SET TASK: Print the full listing exactly.

PROVIDED DATA:
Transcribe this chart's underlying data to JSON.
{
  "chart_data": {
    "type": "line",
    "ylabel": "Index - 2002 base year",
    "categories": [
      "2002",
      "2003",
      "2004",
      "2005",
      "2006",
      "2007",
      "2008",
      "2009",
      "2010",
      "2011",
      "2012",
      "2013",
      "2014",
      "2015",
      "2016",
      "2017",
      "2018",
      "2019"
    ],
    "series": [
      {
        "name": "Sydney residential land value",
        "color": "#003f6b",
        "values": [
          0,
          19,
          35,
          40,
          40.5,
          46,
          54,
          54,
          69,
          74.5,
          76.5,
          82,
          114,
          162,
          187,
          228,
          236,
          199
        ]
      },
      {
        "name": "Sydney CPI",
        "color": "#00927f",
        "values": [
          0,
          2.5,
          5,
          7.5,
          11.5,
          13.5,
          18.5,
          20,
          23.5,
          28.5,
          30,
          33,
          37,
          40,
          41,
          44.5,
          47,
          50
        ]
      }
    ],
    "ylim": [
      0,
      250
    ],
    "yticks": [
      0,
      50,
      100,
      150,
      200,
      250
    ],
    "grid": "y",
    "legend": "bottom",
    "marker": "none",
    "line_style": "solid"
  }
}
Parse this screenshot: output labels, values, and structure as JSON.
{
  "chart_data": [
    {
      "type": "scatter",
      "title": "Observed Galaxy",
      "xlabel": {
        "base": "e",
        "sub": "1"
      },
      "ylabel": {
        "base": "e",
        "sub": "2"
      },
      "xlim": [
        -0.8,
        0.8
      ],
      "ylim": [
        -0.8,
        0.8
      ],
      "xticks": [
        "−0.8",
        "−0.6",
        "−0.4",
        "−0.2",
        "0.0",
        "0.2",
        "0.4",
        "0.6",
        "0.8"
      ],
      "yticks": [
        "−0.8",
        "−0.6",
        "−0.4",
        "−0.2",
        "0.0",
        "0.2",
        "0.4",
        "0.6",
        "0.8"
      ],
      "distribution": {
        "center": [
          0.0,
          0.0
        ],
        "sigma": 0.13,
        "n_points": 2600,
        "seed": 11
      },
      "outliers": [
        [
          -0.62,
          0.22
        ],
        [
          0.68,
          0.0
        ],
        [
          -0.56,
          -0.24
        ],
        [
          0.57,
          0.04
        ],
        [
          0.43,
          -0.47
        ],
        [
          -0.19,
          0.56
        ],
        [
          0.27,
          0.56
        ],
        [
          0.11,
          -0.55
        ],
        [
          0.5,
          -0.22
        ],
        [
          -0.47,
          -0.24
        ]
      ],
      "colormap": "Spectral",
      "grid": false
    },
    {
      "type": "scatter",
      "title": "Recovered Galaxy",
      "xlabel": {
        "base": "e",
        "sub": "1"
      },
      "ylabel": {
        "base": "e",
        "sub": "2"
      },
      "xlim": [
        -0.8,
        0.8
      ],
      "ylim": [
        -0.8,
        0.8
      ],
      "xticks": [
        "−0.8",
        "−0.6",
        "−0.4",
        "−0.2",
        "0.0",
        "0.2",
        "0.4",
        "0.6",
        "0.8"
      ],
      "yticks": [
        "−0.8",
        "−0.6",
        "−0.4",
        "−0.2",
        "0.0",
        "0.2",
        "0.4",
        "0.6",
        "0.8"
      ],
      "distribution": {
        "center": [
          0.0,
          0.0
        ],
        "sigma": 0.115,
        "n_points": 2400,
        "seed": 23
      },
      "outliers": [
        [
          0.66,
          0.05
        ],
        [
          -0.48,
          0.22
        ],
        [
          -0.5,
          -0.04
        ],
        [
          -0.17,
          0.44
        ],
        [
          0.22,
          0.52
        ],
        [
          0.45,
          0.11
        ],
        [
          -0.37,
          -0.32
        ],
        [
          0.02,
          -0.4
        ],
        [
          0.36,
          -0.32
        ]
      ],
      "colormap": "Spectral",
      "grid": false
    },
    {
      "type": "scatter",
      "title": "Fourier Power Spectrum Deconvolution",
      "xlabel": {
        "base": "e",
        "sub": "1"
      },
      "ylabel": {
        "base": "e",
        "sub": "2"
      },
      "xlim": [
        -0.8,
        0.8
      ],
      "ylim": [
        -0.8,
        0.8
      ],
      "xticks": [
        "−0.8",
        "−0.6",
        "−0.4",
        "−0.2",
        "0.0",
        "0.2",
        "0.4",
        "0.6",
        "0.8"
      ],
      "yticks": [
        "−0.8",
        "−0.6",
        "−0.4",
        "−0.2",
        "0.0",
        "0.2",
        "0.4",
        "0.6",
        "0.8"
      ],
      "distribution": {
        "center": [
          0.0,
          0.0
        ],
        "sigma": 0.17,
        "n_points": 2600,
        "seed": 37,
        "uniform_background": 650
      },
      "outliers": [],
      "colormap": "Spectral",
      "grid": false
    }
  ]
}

TASK OUTPUT:
Transcribe this chart's underlying data to JSON.
{
  "chart_data": {
    "type": "line",
    "ylabel": "Index - 2002 base year",
    "categories": [
      "2002",
      "2003",
      "2004",
      "2005",
      "2006",
      "2007",
      "2008",
      "2009",
      "2010",
      "2011",
      "2012",
      "2013",
      "2014",
      "2015",
      "2016",
      "2017",
      "2018",
      "2019"
    ],
    "series": [
      {
        "name": "Sydney residential land value",
        "color": "#003f6b",
        "values": [
          0,
          19,
          35,
          40,
          40.5,
          46,
          54,
          54,
          69,
          74.5,
          76.5,
          82,
          114,
          162,
          187,
          228,
          236,
          199
        ]
      },
      {
        "name": "Sydney CPI",
        "color": "#00927f",
        "values": [
          0,
          2.5,
          5,
          7.5,
          11.5,
          13.5,
          18.5,
          20,
          23.5,
          28.5,
          30,
          33,
          37,
          40,
          41,
          44.5,
          47,
          50
        ]
      }
    ],
    "ylim": [
      0,
      250
    ],
    "yticks": [
      0,
      50,
      100,
      150,
      200,
      250
    ],
    "grid": "y",
    "legend": "bottom",
    "marker": "none",
    "line_style": "solid"
  }
}
Parse this screenshot: output labels, values, and structure as JSON.
{
  "chart_data": [
    {
      "type": "scatter",
      "title": "Observed Galaxy",
      "xlabel": {
        "base": "e",
        "sub": "1"
      },
      "ylabel": {
        "base": "e",
        "sub": "2"
      },
      "xlim": [
        -0.8,
        0.8
      ],
      "ylim": [
        -0.8,
        0.8
      ],
      "xticks": [
        "−0.8",
        "−0.6",
        "−0.4",
        "−0.2",
        "0.0",
        "0.2",
        "0.4",
        "0.6",
        "0.8"
      ],
      "yticks": [
        "−0.8",
        "−0.6",
        "−0.4",
        "−0.2",
        "0.0",
        "0.2",
        "0.4",
        "0.6",
        "0.8"
      ],
      "distribution": {
        "center": [
          0.0,
          0.0
        ],
        "sigma": 0.13,
        "n_points": 2600,
        "seed": 11
      },
      "outliers": [
        [
          -0.62,
          0.22
        ],
        [
          0.68,
          0.0
        ],
        [
          -0.56,
          -0.24
        ],
        [
          0.57,
          0.04
        ],
        [
          0.43,
          -0.47
        ],
        [
          -0.19,
          0.56
        ],
        [
          0.27,
          0.56
        ],
        [
          0.11,
          -0.55
        ],
        [
          0.5,
          -0.22
        ],
        [
          -0.47,
          -0.24
        ]
      ],
      "colormap": "Spectral",
      "grid": false
    },
    {
      "type": "scatter",
      "title": "Recovered Galaxy",
      "xlabel": {
        "base": "e",
        "sub": "1"
      },
      "ylabel": {
        "base": "e",
        "sub": "2"
      },
      "xlim": [
        -0.8,
        0.8
      ],
      "ylim": [
        -0.8,
        0.8
      ],
      "xticks": [
        "−0.8",
        "−0.6",
        "−0.4",
        "−0.2",
        "0.0",
        "0.2",
        "0.4",
        "0.6",
        "0.8"
      ],
      "yticks": [
        "−0.8",
        "−0.6",
        "−0.4",
        "−0.2",
        "0.0",
        "0.2",
        "0.4",
        "0.6",
        "0.8"
      ],
      "distribution": {
        "center": [
          0.0,
          0.0
        ],
        "sigma": 0.115,
        "n_points": 2400,
        "seed": 23
      },
      "outliers": [
        [
          0.66,
          0.05
        ],
        [
          -0.48,
          0.22
        ],
        [
          -0.5,
          -0.04
        ],
        [
          -0.17,
          0.44
        ],
        [
          0.22,
          0.52
        ],
        [
          0.45,
          0.11
        ],
        [
          -0.37,
          -0.32
        ],
        [
          0.02,
          -0.4
        ],
        [
          0.36,
          -0.32
        ]
      ],
      "colormap": "Spectral",
      "grid": false
    },
    {
      "type": "scatter",
      "title": "Fourier Power Spectrum Deconvolution",
      "xlabel": {
        "base": "e",
        "sub": "1"
      },
      "ylabel": {
        "base": "e",
        "sub": "2"
      },
      "xlim": [
        -0.8,
        0.8
      ],
      "ylim": [
        -0.8,
        0.8
      ],
      "xticks": [
        "−0.8",
        "−0.6",
        "−0.4",
        "−0.2",
        "0.0",
        "0.2",
        "0.4",
        "0.6",
        "0.8"
      ],
      "yticks": [
        "−0.8",
        "−0.6",
        "−0.4",
        "−0.2",
        "0.0",
        "0.2",
        "0.4",
        "0.6",
        "0.8"
      ],
      "distribution": {
        "center": [
          0.0,
          0.0
        ],
        "sigma": 0.17,
        "n_points": 2600,
        "seed": 37,
        "uniform_background": 650
      },
      "outliers": [],
      "colormap": "Spectral",
      "grid": false
    }
  ]
}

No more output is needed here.